→ **What to do**: Take the line containing "What text is on this page?" and all lines after it, through the end of the material, and repeat them exactly, pictures left out.

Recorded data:
* BEGIN *
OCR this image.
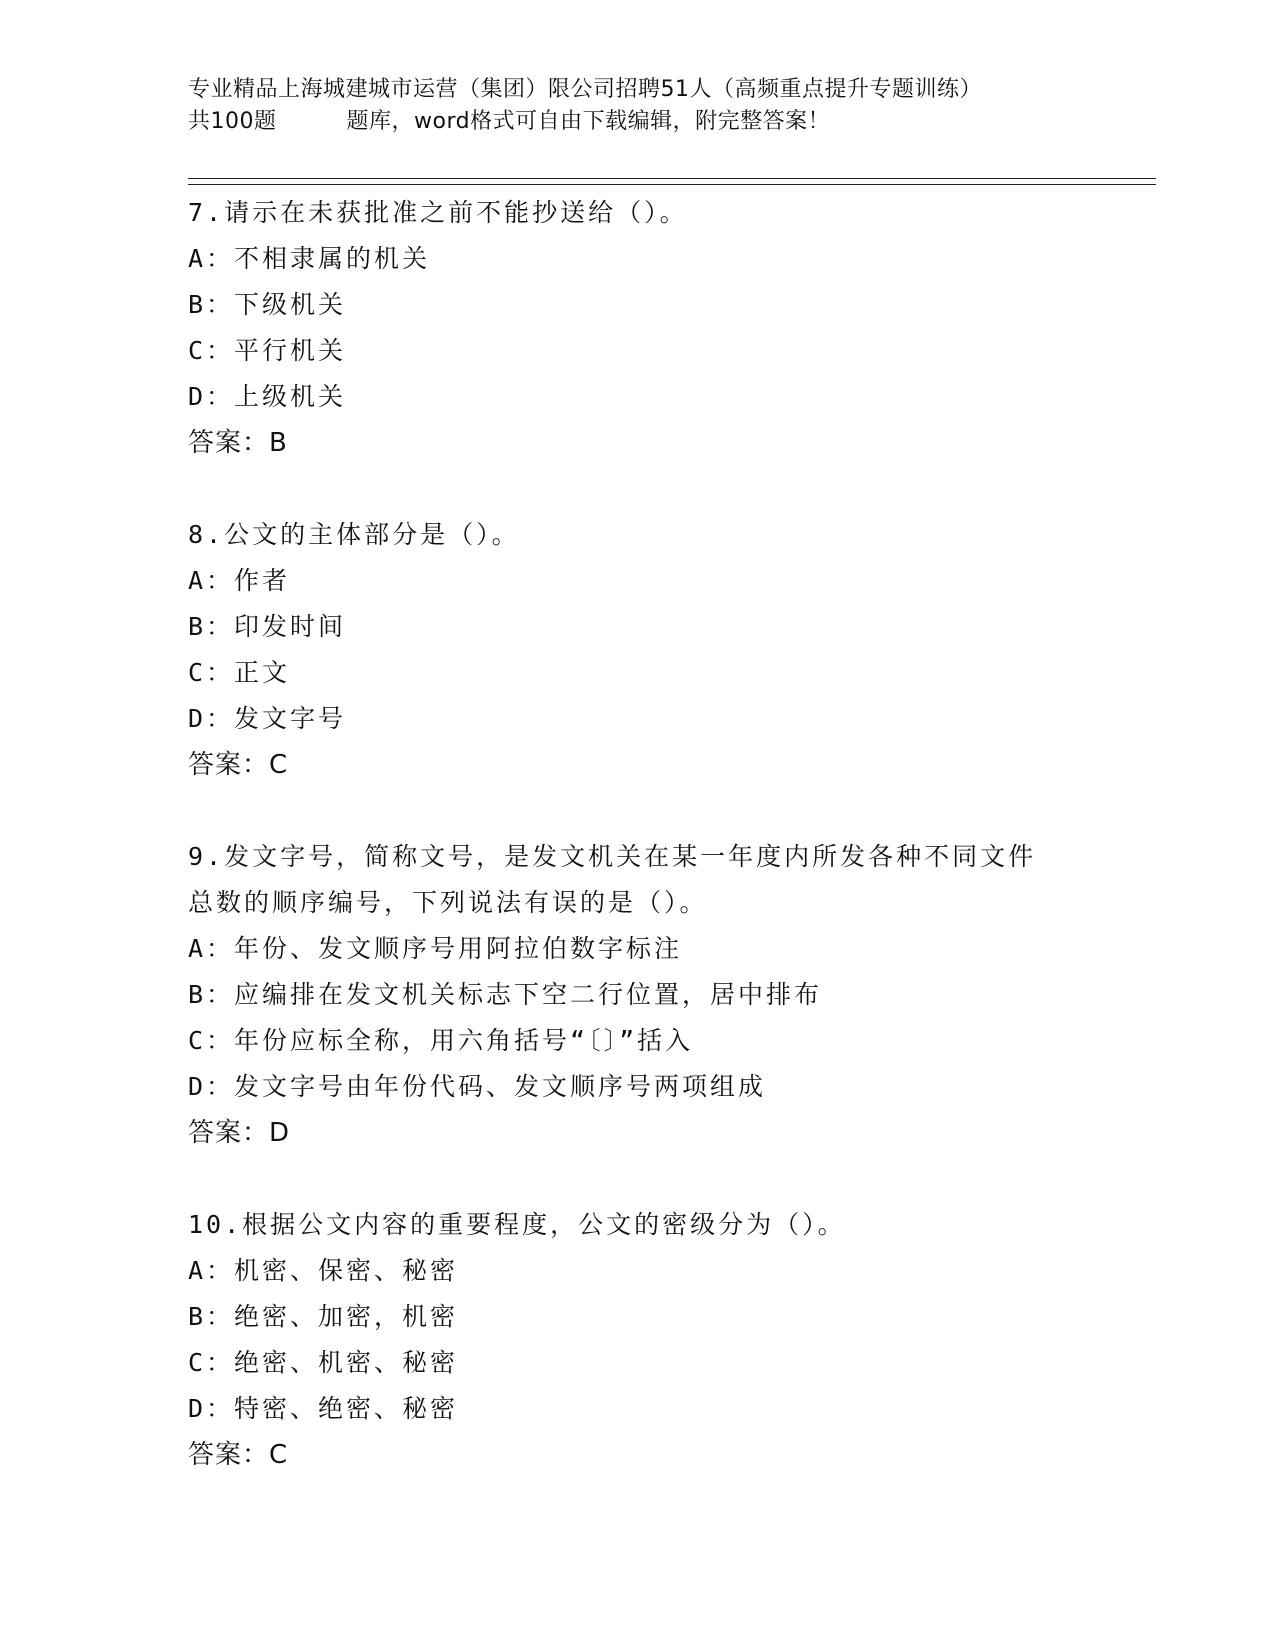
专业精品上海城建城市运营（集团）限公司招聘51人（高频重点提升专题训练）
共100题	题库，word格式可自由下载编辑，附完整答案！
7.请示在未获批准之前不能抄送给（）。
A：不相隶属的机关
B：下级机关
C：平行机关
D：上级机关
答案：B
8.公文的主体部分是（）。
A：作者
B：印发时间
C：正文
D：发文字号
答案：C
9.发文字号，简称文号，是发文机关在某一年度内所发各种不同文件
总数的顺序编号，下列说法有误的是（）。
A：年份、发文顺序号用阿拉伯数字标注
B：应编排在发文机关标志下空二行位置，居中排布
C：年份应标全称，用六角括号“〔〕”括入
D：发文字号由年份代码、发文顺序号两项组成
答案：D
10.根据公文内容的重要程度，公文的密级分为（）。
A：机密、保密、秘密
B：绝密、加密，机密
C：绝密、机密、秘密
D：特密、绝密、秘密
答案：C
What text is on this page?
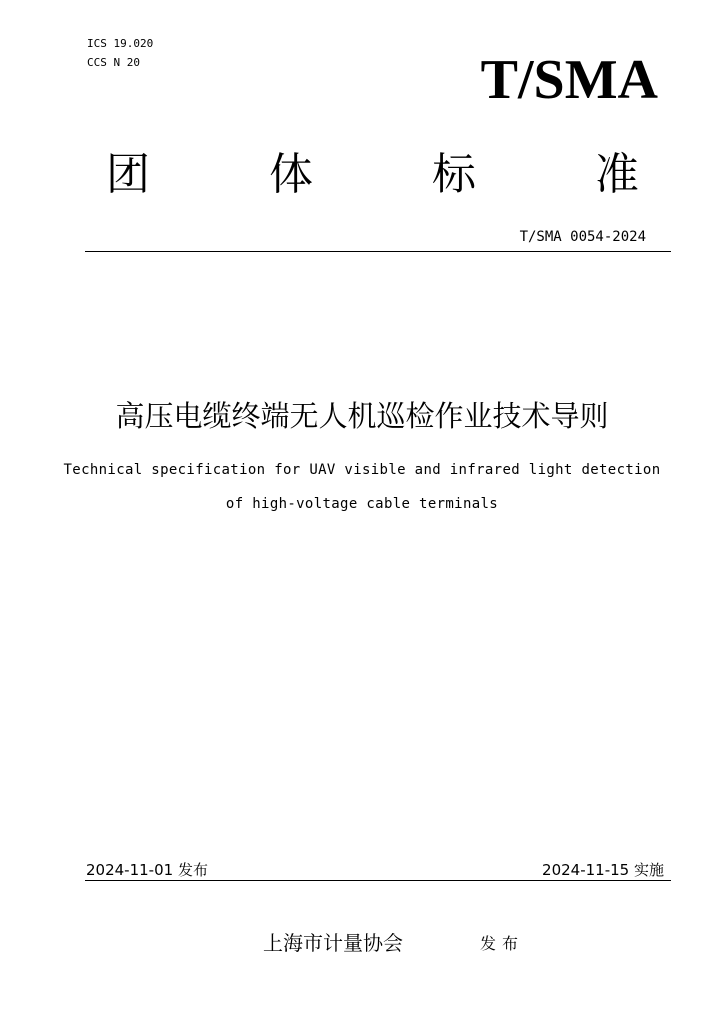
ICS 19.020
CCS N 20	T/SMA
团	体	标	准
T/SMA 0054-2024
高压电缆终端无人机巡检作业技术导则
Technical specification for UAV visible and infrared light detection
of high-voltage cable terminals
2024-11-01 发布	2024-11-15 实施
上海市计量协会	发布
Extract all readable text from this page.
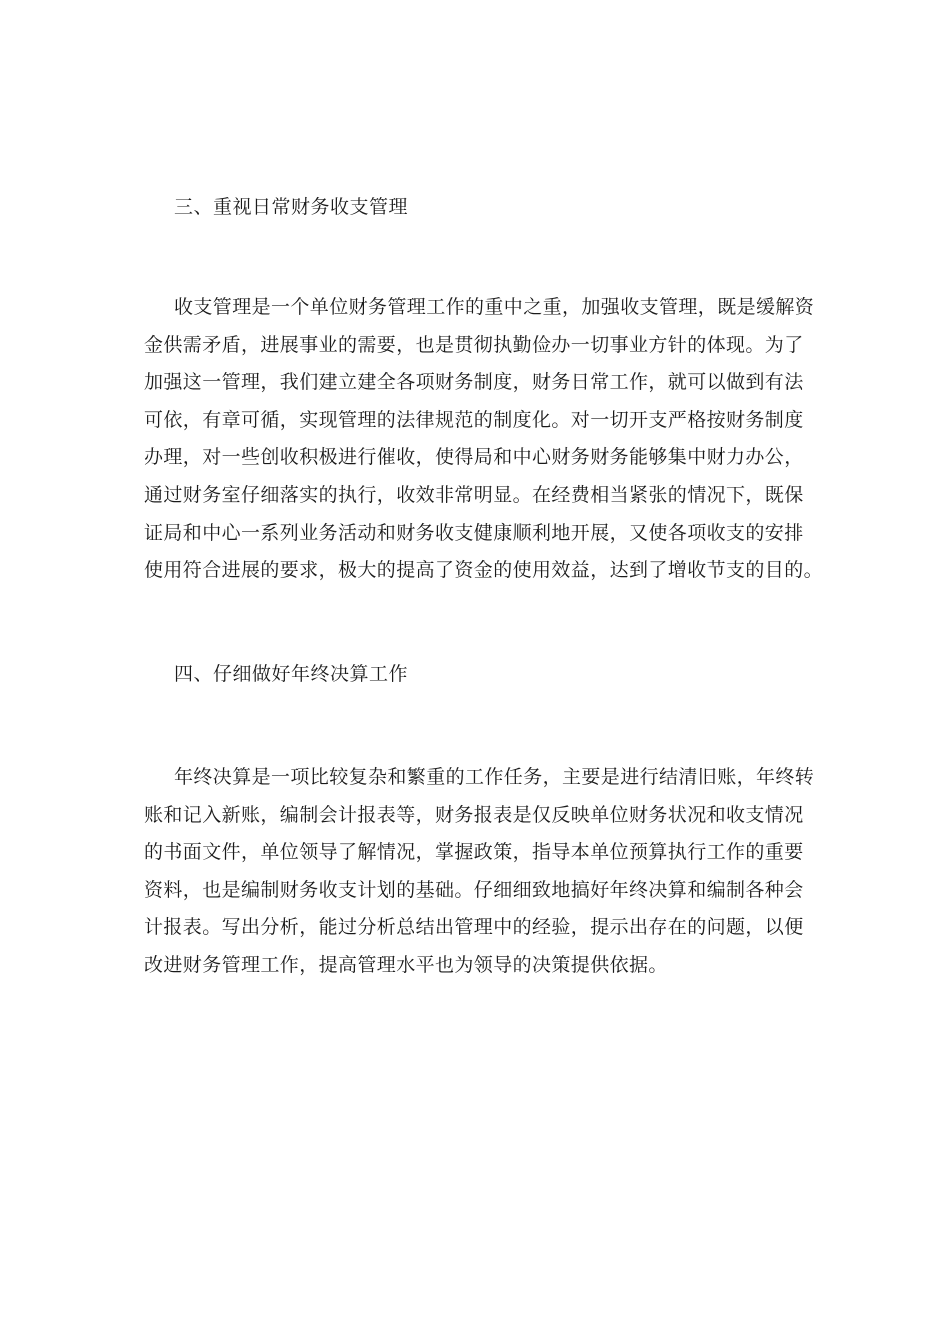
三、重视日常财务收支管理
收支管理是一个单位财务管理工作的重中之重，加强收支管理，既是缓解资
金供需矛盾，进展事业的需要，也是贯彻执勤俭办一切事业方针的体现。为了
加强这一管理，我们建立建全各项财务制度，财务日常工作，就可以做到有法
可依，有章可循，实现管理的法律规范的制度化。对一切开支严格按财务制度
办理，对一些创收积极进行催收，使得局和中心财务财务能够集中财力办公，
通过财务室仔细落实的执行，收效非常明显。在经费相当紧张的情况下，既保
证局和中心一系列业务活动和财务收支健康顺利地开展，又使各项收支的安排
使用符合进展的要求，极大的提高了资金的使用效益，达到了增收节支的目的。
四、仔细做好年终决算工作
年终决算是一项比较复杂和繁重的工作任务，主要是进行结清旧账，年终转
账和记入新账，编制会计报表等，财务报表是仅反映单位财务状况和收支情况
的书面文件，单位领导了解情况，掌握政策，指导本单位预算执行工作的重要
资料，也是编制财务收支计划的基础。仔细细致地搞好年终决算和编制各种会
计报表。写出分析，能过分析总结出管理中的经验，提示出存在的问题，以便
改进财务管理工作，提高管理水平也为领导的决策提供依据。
* END *
→ **The output**:
What text is on this page?
ICS 19.020
CCS N 20	T/SMA
团	体	标	准
T/SMA 0054-2024
高压电缆终端无人机巡检作业技术导则
Technical specification for UAV visible and infrared light detection
of high-voltage cable terminals
2024-11-01 发布	2024-11-15 实施
上海市计量协会	发布
Extract all readable text from this page.
三、重视日常财务收支管理
收支管理是一个单位财务管理工作的重中之重，加强收支管理，既是缓解资
金供需矛盾，进展事业的需要，也是贯彻执勤俭办一切事业方针的体现。为了
加强这一管理，我们建立建全各项财务制度，财务日常工作，就可以做到有法
可依，有章可循，实现管理的法律规范的制度化。对一切开支严格按财务制度
办理，对一些创收积极进行催收，使得局和中心财务财务能够集中财力办公，
通过财务室仔细落实的执行，收效非常明显。在经费相当紧张的情况下，既保
证局和中心一系列业务活动和财务收支健康顺利地开展，又使各项收支的安排
使用符合进展的要求，极大的提高了资金的使用效益，达到了增收节支的目的。
四、仔细做好年终决算工作
年终决算是一项比较复杂和繁重的工作任务，主要是进行结清旧账，年终转
账和记入新账，编制会计报表等，财务报表是仅反映单位财务状况和收支情况
的书面文件，单位领导了解情况，掌握政策，指导本单位预算执行工作的重要
资料，也是编制财务收支计划的基础。仔细细致地搞好年终决算和编制各种会
计报表。写出分析，能过分析总结出管理中的经验，提示出存在的问题，以便
改进财务管理工作，提高管理水平也为领导的决策提供依据。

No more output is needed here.